What you are asked to do: Output every entry exactly as given.

Saved entries:
○ ○ ○ ○ ○
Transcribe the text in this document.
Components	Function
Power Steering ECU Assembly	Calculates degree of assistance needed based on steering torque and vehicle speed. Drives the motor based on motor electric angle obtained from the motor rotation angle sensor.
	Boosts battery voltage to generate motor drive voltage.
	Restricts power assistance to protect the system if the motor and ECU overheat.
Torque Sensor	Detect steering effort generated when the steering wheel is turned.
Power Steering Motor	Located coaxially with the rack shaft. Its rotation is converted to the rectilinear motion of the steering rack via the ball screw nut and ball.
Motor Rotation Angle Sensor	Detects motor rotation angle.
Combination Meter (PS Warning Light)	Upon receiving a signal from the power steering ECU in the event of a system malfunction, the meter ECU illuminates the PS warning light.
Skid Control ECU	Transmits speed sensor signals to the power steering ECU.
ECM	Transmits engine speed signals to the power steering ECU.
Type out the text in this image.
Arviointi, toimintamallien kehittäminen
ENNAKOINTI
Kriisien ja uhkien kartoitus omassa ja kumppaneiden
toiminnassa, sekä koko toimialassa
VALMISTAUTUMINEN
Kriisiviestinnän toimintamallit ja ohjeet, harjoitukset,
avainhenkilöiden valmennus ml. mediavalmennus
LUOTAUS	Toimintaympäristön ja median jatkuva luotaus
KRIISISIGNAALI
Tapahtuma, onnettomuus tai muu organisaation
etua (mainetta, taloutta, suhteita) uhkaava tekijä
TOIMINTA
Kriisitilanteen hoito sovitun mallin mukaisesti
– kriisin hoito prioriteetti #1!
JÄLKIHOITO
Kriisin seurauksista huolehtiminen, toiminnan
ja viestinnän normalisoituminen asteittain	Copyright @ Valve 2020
○ ○ ○ ○ ○
Expected output:
Transcribe the text in this document.
Components	Function
Power Steering ECU Assembly	Calculates degree of assistance needed based on steering torque and vehicle speed. Drives the motor based on motor electric angle obtained from the motor rotation angle sensor.
	Boosts battery voltage to generate motor drive voltage.
	Restricts power assistance to protect the system if the motor and ECU overheat.
Torque Sensor	Detect steering effort generated when the steering wheel is turned.
Power Steering Motor	Located coaxially with the rack shaft. Its rotation is converted to the rectilinear motion of the steering rack via the ball screw nut and ball.
Motor Rotation Angle Sensor	Detects motor rotation angle.
Combination Meter (PS Warning Light)	Upon receiving a signal from the power steering ECU in the event of a system malfunction, the meter ECU illuminates the PS warning light.
Skid Control ECU	Transmits speed sensor signals to the power steering ECU.
ECM	Transmits engine speed signals to the power steering ECU.
Type out the text in this image.
Arviointi, toimintamallien kehittäminen
ENNAKOINTI
Kriisien ja uhkien kartoitus omassa ja kumppaneiden
toiminnassa, sekä koko toimialassa
VALMISTAUTUMINEN
Kriisiviestinnän toimintamallit ja ohjeet, harjoitukset,
avainhenkilöiden valmennus ml. mediavalmennus
LUOTAUS	Toimintaympäristön ja median jatkuva luotaus
KRIISISIGNAALI
Tapahtuma, onnettomuus tai muu organisaation
etua (mainetta, taloutta, suhteita) uhkaava tekijä
TOIMINTA
Kriisitilanteen hoito sovitun mallin mukaisesti
– kriisin hoito prioriteetti #1!
JÄLKIHOITO
Kriisin seurauksista huolehtiminen, toiminnan
ja viestinnän normalisoituminen asteittain	Copyright @ Valve 2020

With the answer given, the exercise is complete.